**What is expected:**
Render every entry verbatim.

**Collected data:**
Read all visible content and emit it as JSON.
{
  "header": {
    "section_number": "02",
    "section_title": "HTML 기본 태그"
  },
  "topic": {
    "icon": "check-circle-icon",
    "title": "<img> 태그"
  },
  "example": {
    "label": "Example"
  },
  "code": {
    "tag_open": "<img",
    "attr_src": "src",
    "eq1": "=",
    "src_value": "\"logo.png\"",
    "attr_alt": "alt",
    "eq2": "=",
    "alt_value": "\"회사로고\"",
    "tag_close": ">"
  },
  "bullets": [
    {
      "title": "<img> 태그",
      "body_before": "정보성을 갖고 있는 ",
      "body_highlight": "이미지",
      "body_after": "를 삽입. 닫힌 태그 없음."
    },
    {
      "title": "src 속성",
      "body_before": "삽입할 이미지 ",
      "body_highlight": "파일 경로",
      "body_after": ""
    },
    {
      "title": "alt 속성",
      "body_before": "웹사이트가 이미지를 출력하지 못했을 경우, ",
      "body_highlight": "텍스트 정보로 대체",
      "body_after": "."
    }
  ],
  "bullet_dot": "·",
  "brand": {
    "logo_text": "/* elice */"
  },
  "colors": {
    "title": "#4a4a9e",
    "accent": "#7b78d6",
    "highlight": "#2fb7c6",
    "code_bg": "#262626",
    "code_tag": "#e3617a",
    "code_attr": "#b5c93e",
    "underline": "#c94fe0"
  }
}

**Written solution:**
Read all visible content and emit it as JSON.
{
  "header": {
    "section_number": "02",
    "section_title": "HTML 기본 태그"
  },
  "topic": {
    "icon": "check-circle-icon",
    "title": "<img> 태그"
  },
  "example": {
    "label": "Example"
  },
  "code": {
    "tag_open": "<img",
    "attr_src": "src",
    "eq1": "=",
    "src_value": "\"logo.png\"",
    "attr_alt": "alt",
    "eq2": "=",
    "alt_value": "\"회사로고\"",
    "tag_close": ">"
  },
  "bullets": [
    {
      "title": "<img> 태그",
      "body_before": "정보성을 갖고 있는 ",
      "body_highlight": "이미지",
      "body_after": "를 삽입. 닫힌 태그 없음."
    },
    {
      "title": "src 속성",
      "body_before": "삽입할 이미지 ",
      "body_highlight": "파일 경로",
      "body_after": ""
    },
    {
      "title": "alt 속성",
      "body_before": "웹사이트가 이미지를 출력하지 못했을 경우, ",
      "body_highlight": "텍스트 정보로 대체",
      "body_after": "."
    }
  ],
  "bullet_dot": "·",
  "brand": {
    "logo_text": "/* elice */"
  },
  "colors": {
    "title": "#4a4a9e",
    "accent": "#7b78d6",
    "highlight": "#2fb7c6",
    "code_bg": "#262626",
    "code_tag": "#e3617a",
    "code_attr": "#b5c93e",
    "underline": "#c94fe0"
  }
}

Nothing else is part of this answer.